(Dataset listings of figures)
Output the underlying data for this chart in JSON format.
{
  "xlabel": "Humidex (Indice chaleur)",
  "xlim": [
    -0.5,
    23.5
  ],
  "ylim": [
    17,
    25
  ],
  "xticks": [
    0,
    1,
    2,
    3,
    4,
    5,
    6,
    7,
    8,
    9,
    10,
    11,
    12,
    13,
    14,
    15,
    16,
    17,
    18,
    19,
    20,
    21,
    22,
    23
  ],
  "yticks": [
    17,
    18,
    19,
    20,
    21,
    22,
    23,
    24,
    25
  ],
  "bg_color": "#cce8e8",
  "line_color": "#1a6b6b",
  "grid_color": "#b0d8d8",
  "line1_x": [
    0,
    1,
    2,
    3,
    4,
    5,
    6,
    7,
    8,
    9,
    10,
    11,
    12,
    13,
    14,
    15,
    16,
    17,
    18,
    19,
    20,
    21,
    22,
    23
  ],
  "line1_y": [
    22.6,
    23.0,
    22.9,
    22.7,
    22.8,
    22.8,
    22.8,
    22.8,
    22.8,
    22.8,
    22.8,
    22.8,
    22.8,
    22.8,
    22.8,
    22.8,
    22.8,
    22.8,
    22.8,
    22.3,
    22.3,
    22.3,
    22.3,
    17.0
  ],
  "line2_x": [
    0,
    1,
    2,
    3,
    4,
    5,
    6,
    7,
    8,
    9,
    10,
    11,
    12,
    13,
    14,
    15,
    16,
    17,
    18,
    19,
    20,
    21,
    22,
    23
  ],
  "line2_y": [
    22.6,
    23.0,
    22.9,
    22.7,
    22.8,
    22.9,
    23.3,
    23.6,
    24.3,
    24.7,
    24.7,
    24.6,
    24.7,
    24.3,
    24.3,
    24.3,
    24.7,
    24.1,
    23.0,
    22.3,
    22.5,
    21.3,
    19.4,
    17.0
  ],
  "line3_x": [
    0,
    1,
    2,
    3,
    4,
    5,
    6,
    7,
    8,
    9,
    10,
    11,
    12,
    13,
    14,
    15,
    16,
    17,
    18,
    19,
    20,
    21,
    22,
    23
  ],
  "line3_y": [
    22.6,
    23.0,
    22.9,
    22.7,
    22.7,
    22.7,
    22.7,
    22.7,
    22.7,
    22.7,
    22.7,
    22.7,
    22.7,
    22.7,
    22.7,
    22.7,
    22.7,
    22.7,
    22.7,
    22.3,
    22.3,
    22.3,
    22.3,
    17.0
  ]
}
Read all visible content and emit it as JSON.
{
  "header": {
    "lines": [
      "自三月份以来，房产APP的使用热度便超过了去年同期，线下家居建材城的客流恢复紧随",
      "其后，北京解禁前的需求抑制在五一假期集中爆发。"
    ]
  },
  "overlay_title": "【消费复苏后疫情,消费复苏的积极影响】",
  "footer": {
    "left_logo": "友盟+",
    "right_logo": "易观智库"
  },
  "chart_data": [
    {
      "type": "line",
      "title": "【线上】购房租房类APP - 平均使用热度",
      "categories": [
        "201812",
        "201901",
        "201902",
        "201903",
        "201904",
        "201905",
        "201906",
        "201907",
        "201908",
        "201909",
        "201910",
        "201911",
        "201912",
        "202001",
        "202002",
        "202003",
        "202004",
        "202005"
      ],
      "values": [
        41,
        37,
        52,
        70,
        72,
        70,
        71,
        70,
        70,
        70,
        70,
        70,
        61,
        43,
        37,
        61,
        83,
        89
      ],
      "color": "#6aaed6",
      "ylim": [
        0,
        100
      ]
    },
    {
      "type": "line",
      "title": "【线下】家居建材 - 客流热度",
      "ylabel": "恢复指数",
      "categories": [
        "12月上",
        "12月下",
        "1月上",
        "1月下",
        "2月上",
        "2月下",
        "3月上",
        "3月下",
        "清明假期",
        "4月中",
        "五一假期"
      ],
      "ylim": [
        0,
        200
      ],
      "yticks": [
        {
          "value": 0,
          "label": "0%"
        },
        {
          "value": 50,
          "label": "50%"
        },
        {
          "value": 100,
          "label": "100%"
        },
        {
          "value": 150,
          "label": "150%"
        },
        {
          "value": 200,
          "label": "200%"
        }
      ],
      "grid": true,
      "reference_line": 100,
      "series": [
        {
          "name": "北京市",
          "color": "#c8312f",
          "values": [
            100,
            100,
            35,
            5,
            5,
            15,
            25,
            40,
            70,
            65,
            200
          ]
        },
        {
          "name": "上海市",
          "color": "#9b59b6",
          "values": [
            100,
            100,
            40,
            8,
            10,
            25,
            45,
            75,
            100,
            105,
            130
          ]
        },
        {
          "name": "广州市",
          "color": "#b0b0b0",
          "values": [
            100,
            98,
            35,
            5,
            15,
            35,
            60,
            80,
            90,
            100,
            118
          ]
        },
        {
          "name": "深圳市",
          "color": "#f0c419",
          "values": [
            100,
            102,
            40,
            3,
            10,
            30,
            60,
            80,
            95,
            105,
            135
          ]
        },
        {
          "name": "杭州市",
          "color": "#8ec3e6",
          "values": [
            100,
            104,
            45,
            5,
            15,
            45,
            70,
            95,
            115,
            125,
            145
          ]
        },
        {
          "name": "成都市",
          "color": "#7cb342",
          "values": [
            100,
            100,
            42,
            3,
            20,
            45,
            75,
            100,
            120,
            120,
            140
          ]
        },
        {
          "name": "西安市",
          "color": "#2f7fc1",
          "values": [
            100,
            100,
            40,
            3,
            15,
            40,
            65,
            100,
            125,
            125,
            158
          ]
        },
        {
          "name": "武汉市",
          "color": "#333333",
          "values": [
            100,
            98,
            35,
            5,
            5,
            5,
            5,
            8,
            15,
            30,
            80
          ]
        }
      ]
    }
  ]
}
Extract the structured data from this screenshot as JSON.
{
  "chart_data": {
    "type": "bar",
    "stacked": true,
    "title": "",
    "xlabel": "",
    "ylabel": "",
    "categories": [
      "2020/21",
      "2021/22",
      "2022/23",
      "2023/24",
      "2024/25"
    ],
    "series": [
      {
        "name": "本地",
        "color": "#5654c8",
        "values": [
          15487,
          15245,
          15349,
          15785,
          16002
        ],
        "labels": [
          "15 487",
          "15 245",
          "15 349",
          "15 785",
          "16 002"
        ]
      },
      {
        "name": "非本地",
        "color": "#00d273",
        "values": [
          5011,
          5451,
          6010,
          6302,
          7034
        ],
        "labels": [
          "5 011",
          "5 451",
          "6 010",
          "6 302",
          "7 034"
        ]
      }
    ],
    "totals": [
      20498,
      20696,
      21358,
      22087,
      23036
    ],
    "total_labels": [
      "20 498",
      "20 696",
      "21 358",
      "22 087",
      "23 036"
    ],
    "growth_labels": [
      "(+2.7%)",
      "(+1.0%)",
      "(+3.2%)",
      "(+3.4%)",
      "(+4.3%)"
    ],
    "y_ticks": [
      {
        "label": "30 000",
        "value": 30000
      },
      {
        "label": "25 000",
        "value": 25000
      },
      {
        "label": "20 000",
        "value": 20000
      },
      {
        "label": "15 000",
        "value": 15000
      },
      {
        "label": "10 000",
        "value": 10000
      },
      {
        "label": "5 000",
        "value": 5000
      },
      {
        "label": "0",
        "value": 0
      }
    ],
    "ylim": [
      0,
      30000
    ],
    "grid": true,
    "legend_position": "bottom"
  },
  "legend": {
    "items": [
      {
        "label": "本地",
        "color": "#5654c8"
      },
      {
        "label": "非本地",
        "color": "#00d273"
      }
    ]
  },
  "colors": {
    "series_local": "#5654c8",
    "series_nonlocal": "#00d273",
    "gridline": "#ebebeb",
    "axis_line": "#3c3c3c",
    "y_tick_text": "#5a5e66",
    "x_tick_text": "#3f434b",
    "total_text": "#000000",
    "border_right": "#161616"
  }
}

DIRECTIONS:
Every record above should be copied exactly.

ANSWER:
Output the underlying data for this chart in JSON format.
{
  "xlabel": "Humidex (Indice chaleur)",
  "xlim": [
    -0.5,
    23.5
  ],
  "ylim": [
    17,
    25
  ],
  "xticks": [
    0,
    1,
    2,
    3,
    4,
    5,
    6,
    7,
    8,
    9,
    10,
    11,
    12,
    13,
    14,
    15,
    16,
    17,
    18,
    19,
    20,
    21,
    22,
    23
  ],
  "yticks": [
    17,
    18,
    19,
    20,
    21,
    22,
    23,
    24,
    25
  ],
  "bg_color": "#cce8e8",
  "line_color": "#1a6b6b",
  "grid_color": "#b0d8d8",
  "line1_x": [
    0,
    1,
    2,
    3,
    4,
    5,
    6,
    7,
    8,
    9,
    10,
    11,
    12,
    13,
    14,
    15,
    16,
    17,
    18,
    19,
    20,
    21,
    22,
    23
  ],
  "line1_y": [
    22.6,
    23.0,
    22.9,
    22.7,
    22.8,
    22.8,
    22.8,
    22.8,
    22.8,
    22.8,
    22.8,
    22.8,
    22.8,
    22.8,
    22.8,
    22.8,
    22.8,
    22.8,
    22.8,
    22.3,
    22.3,
    22.3,
    22.3,
    17.0
  ],
  "line2_x": [
    0,
    1,
    2,
    3,
    4,
    5,
    6,
    7,
    8,
    9,
    10,
    11,
    12,
    13,
    14,
    15,
    16,
    17,
    18,
    19,
    20,
    21,
    22,
    23
  ],
  "line2_y": [
    22.6,
    23.0,
    22.9,
    22.7,
    22.8,
    22.9,
    23.3,
    23.6,
    24.3,
    24.7,
    24.7,
    24.6,
    24.7,
    24.3,
    24.3,
    24.3,
    24.7,
    24.1,
    23.0,
    22.3,
    22.5,
    21.3,
    19.4,
    17.0
  ],
  "line3_x": [
    0,
    1,
    2,
    3,
    4,
    5,
    6,
    7,
    8,
    9,
    10,
    11,
    12,
    13,
    14,
    15,
    16,
    17,
    18,
    19,
    20,
    21,
    22,
    23
  ],
  "line3_y": [
    22.6,
    23.0,
    22.9,
    22.7,
    22.7,
    22.7,
    22.7,
    22.7,
    22.7,
    22.7,
    22.7,
    22.7,
    22.7,
    22.7,
    22.7,
    22.7,
    22.7,
    22.7,
    22.7,
    22.3,
    22.3,
    22.3,
    22.3,
    17.0
  ]
}
Read all visible content and emit it as JSON.
{
  "header": {
    "lines": [
      "自三月份以来，房产APP的使用热度便超过了去年同期，线下家居建材城的客流恢复紧随",
      "其后，北京解禁前的需求抑制在五一假期集中爆发。"
    ]
  },
  "overlay_title": "【消费复苏后疫情,消费复苏的积极影响】",
  "footer": {
    "left_logo": "友盟+",
    "right_logo": "易观智库"
  },
  "chart_data": [
    {
      "type": "line",
      "title": "【线上】购房租房类APP - 平均使用热度",
      "categories": [
        "201812",
        "201901",
        "201902",
        "201903",
        "201904",
        "201905",
        "201906",
        "201907",
        "201908",
        "201909",
        "201910",
        "201911",
        "201912",
        "202001",
        "202002",
        "202003",
        "202004",
        "202005"
      ],
      "values": [
        41,
        37,
        52,
        70,
        72,
        70,
        71,
        70,
        70,
        70,
        70,
        70,
        61,
        43,
        37,
        61,
        83,
        89
      ],
      "color": "#6aaed6",
      "ylim": [
        0,
        100
      ]
    },
    {
      "type": "line",
      "title": "【线下】家居建材 - 客流热度",
      "ylabel": "恢复指数",
      "categories": [
        "12月上",
        "12月下",
        "1月上",
        "1月下",
        "2月上",
        "2月下",
        "3月上",
        "3月下",
        "清明假期",
        "4月中",
        "五一假期"
      ],
      "ylim": [
        0,
        200
      ],
      "yticks": [
        {
          "value": 0,
          "label": "0%"
        },
        {
          "value": 50,
          "label": "50%"
        },
        {
          "value": 100,
          "label": "100%"
        },
        {
          "value": 150,
          "label": "150%"
        },
        {
          "value": 200,
          "label": "200%"
        }
      ],
      "grid": true,
      "reference_line": 100,
      "series": [
        {
          "name": "北京市",
          "color": "#c8312f",
          "values": [
            100,
            100,
            35,
            5,
            5,
            15,
            25,
            40,
            70,
            65,
            200
          ]
        },
        {
          "name": "上海市",
          "color": "#9b59b6",
          "values": [
            100,
            100,
            40,
            8,
            10,
            25,
            45,
            75,
            100,
            105,
            130
          ]
        },
        {
          "name": "广州市",
          "color": "#b0b0b0",
          "values": [
            100,
            98,
            35,
            5,
            15,
            35,
            60,
            80,
            90,
            100,
            118
          ]
        },
        {
          "name": "深圳市",
          "color": "#f0c419",
          "values": [
            100,
            102,
            40,
            3,
            10,
            30,
            60,
            80,
            95,
            105,
            135
          ]
        },
        {
          "name": "杭州市",
          "color": "#8ec3e6",
          "values": [
            100,
            104,
            45,
            5,
            15,
            45,
            70,
            95,
            115,
            125,
            145
          ]
        },
        {
          "name": "成都市",
          "color": "#7cb342",
          "values": [
            100,
            100,
            42,
            3,
            20,
            45,
            75,
            100,
            120,
            120,
            140
          ]
        },
        {
          "name": "西安市",
          "color": "#2f7fc1",
          "values": [
            100,
            100,
            40,
            3,
            15,
            40,
            65,
            100,
            125,
            125,
            158
          ]
        },
        {
          "name": "武汉市",
          "color": "#333333",
          "values": [
            100,
            98,
            35,
            5,
            5,
            5,
            5,
            8,
            15,
            30,
            80
          ]
        }
      ]
    }
  ]
}
Extract the structured data from this screenshot as JSON.
{
  "chart_data": {
    "type": "bar",
    "stacked": true,
    "title": "",
    "xlabel": "",
    "ylabel": "",
    "categories": [
      "2020/21",
      "2021/22",
      "2022/23",
      "2023/24",
      "2024/25"
    ],
    "series": [
      {
        "name": "本地",
        "color": "#5654c8",
        "values": [
          15487,
          15245,
          15349,
          15785,
          16002
        ],
        "labels": [
          "15 487",
          "15 245",
          "15 349",
          "15 785",
          "16 002"
        ]
      },
      {
        "name": "非本地",
        "color": "#00d273",
        "values": [
          5011,
          5451,
          6010,
          6302,
          7034
        ],
        "labels": [
          "5 011",
          "5 451",
          "6 010",
          "6 302",
          "7 034"
        ]
      }
    ],
    "totals": [
      20498,
      20696,
      21358,
      22087,
      23036
    ],
    "total_labels": [
      "20 498",
      "20 696",
      "21 358",
      "22 087",
      "23 036"
    ],
    "growth_labels": [
      "(+2.7%)",
      "(+1.0%)",
      "(+3.2%)",
      "(+3.4%)",
      "(+4.3%)"
    ],
    "y_ticks": [
      {
        "label": "30 000",
        "value": 30000
      },
      {
        "label": "25 000",
        "value": 25000
      },
      {
        "label": "20 000",
        "value": 20000
      },
      {
        "label": "15 000",
        "value": 15000
      },
      {
        "label": "10 000",
        "value": 10000
      },
      {
        "label": "5 000",
        "value": 5000
      },
      {
        "label": "0",
        "value": 0
      }
    ],
    "ylim": [
      0,
      30000
    ],
    "grid": true,
    "legend_position": "bottom"
  },
  "legend": {
    "items": [
      {
        "label": "本地",
        "color": "#5654c8"
      },
      {
        "label": "非本地",
        "color": "#00d273"
      }
    ]
  },
  "colors": {
    "series_local": "#5654c8",
    "series_nonlocal": "#00d273",
    "gridline": "#ebebeb",
    "axis_line": "#3c3c3c",
    "y_tick_text": "#5a5e66",
    "x_tick_text": "#3f434b",
    "total_text": "#000000",
    "border_right": "#161616"
  }
}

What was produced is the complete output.